Data entries
** Begin **
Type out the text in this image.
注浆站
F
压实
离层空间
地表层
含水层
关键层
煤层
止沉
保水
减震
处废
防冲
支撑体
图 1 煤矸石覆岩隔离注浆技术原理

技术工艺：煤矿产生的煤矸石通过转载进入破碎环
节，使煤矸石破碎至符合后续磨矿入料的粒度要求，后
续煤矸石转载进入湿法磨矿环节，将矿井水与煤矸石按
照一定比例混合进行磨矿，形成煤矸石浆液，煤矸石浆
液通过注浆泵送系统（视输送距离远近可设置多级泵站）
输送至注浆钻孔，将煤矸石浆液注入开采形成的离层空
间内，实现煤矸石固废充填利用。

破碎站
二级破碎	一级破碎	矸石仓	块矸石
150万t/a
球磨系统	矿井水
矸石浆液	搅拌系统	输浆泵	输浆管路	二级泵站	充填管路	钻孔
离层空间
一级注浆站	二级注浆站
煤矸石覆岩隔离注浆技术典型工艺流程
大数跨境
** End **
Instructions to follow - Copy out the whole listing exactly as written.

Written response -
Type out the text in this image.
注浆站
F
压实
离层空间
地表层
含水层
关键层
煤层
止沉
保水
减震
处废
防冲
支撑体
图 1 煤矸石覆岩隔离注浆技术原理

技术工艺：煤矿产生的煤矸石通过转载进入破碎环
节，使煤矸石破碎至符合后续磨矿入料的粒度要求，后
续煤矸石转载进入湿法磨矿环节，将矿井水与煤矸石按
照一定比例混合进行磨矿，形成煤矸石浆液，煤矸石浆
液通过注浆泵送系统（视输送距离远近可设置多级泵站）
输送至注浆钻孔，将煤矸石浆液注入开采形成的离层空
间内，实现煤矸石固废充填利用。

破碎站
二级破碎	一级破碎	矸石仓	块矸石
150万t/a
球磨系统	矿井水
矸石浆液	搅拌系统	输浆泵	输浆管路	二级泵站	充填管路	钻孔
离层空间
一级注浆站	二级注浆站
煤矸石覆岩隔离注浆技术典型工艺流程
大数跨境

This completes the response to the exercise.